[GIVEN EXERCISE] Report every line in the listing that contains the string "денег".

[LISTED RECORDS]
****************

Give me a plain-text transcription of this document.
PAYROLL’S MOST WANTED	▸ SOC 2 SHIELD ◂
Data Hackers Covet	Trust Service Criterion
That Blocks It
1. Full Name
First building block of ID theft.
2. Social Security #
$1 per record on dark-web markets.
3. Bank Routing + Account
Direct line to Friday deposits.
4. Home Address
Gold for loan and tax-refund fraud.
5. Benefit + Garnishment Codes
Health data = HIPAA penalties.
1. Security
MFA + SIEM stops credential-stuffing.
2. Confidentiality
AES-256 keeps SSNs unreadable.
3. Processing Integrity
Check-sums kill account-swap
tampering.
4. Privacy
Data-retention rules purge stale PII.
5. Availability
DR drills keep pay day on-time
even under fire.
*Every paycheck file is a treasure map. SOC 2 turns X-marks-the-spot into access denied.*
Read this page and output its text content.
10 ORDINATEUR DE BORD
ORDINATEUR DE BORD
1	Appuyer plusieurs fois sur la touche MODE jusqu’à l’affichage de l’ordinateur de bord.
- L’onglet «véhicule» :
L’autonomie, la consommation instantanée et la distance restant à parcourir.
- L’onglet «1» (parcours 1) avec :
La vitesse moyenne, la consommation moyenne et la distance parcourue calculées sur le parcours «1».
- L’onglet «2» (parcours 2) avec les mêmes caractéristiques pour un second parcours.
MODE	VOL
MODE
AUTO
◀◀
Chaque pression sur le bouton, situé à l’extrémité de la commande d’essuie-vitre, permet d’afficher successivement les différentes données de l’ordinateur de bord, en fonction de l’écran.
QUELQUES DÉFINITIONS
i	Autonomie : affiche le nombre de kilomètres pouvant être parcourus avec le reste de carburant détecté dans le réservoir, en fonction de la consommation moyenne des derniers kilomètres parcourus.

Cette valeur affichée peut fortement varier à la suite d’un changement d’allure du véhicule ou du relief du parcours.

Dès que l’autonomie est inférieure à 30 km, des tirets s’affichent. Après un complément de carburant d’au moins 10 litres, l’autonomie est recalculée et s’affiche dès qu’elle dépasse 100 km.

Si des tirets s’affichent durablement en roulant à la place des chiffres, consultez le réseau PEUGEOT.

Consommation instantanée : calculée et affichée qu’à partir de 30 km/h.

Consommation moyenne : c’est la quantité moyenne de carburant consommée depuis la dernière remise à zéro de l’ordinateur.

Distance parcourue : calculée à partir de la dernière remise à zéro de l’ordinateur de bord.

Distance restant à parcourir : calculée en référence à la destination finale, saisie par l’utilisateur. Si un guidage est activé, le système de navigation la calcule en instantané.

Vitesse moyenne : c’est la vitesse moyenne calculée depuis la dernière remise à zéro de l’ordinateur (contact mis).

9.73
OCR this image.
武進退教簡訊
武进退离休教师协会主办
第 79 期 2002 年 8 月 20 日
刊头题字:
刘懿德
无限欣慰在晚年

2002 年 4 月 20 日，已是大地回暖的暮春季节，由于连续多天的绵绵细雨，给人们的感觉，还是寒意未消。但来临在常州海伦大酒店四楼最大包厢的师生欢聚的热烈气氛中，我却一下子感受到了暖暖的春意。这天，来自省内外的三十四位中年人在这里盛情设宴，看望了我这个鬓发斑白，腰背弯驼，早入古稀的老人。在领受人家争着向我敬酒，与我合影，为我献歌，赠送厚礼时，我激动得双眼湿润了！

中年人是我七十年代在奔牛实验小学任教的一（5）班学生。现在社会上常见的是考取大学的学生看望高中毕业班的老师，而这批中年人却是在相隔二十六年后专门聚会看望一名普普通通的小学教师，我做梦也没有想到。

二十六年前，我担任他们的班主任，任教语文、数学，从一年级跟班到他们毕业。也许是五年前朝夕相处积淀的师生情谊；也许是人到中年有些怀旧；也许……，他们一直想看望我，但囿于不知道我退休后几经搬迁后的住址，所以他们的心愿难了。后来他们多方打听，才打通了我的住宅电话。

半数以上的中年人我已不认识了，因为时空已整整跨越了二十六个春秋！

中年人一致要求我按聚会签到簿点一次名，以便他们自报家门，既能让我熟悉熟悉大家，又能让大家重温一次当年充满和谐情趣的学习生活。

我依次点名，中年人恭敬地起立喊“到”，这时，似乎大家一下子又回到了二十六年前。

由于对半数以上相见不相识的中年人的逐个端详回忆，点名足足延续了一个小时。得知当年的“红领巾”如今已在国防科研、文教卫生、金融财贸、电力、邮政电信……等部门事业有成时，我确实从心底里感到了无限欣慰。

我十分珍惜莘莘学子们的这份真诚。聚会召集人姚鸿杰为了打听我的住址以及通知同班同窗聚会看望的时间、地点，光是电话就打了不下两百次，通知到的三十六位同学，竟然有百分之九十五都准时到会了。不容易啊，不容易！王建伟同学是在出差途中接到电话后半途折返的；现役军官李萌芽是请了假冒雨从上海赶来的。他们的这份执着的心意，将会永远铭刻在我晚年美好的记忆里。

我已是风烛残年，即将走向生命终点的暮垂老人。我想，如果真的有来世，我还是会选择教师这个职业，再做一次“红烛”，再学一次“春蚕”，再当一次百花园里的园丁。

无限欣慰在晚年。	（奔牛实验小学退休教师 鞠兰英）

****************

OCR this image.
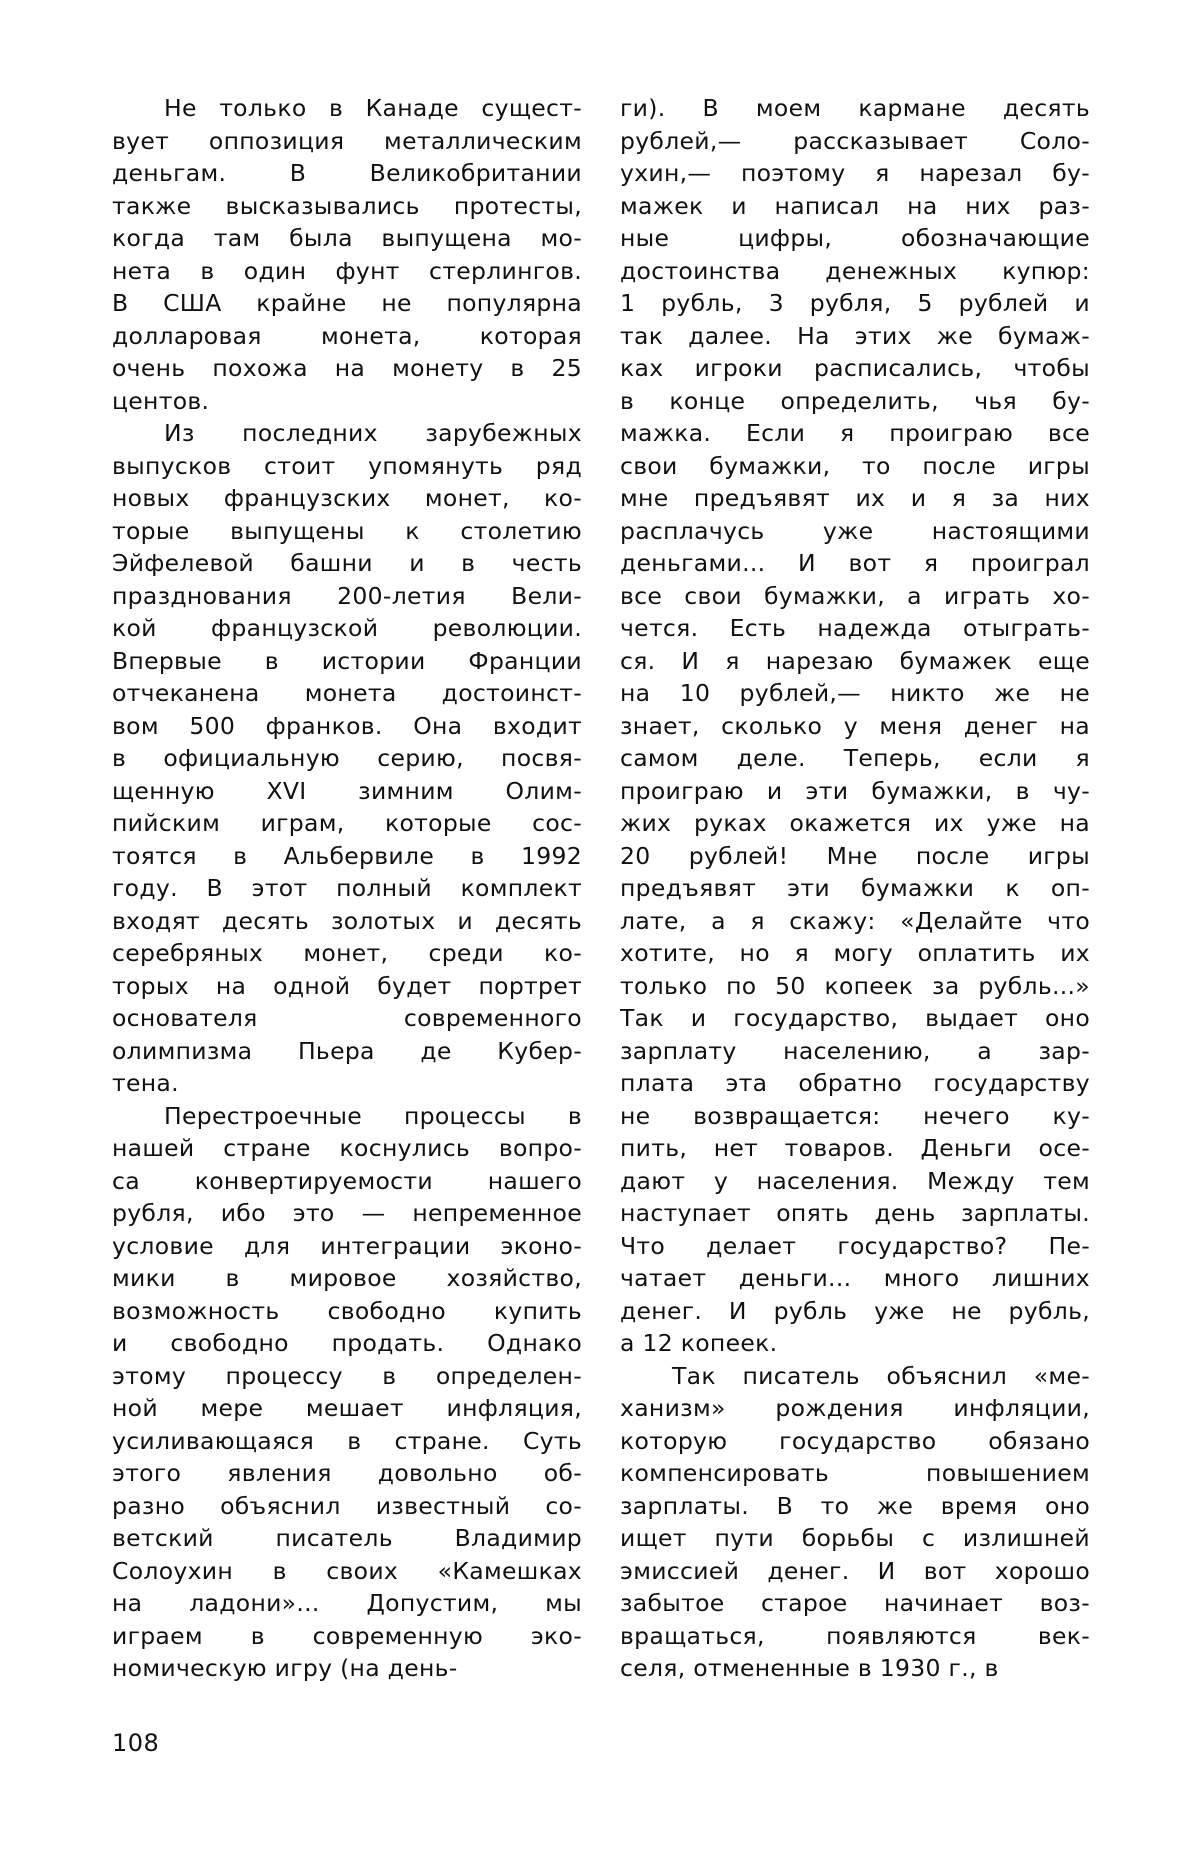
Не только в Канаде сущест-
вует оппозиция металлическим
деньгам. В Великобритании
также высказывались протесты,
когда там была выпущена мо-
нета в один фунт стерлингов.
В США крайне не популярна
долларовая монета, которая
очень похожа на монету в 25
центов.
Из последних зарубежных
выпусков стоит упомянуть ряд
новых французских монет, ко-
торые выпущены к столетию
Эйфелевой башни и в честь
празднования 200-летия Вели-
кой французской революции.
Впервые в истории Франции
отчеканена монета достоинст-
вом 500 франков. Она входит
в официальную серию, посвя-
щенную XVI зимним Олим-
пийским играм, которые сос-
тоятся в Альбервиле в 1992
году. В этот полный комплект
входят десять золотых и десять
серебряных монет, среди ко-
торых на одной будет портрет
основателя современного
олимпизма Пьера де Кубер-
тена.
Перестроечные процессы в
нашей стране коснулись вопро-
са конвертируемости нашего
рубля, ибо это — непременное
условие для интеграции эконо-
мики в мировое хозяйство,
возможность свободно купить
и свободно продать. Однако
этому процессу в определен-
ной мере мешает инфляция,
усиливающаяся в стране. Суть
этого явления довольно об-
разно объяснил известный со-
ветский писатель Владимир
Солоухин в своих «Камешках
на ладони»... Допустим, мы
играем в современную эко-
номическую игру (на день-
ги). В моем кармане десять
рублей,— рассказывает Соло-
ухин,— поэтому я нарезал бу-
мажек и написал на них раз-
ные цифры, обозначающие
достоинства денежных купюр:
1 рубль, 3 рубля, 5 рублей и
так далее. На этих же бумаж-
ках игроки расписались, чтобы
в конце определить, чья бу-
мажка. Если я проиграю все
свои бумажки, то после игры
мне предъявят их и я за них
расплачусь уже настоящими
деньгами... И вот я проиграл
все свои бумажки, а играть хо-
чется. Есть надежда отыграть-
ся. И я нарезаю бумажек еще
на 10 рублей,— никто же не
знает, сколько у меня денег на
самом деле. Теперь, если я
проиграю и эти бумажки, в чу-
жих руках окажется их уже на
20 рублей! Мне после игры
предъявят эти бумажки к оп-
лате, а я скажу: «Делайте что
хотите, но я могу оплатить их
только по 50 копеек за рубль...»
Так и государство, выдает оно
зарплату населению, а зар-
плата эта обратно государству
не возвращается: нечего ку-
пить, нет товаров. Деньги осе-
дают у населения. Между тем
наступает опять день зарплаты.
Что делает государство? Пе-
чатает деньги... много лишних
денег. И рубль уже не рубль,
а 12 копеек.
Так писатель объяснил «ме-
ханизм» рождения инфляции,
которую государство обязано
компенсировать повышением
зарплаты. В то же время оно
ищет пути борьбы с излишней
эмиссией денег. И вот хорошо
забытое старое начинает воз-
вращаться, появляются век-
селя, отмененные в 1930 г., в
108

****************

[REPLY TO THE EXERCISE]
знает, сколько у меня денег на
денег. И рубль уже не рубль,
эмиссией денег. И вот хорошо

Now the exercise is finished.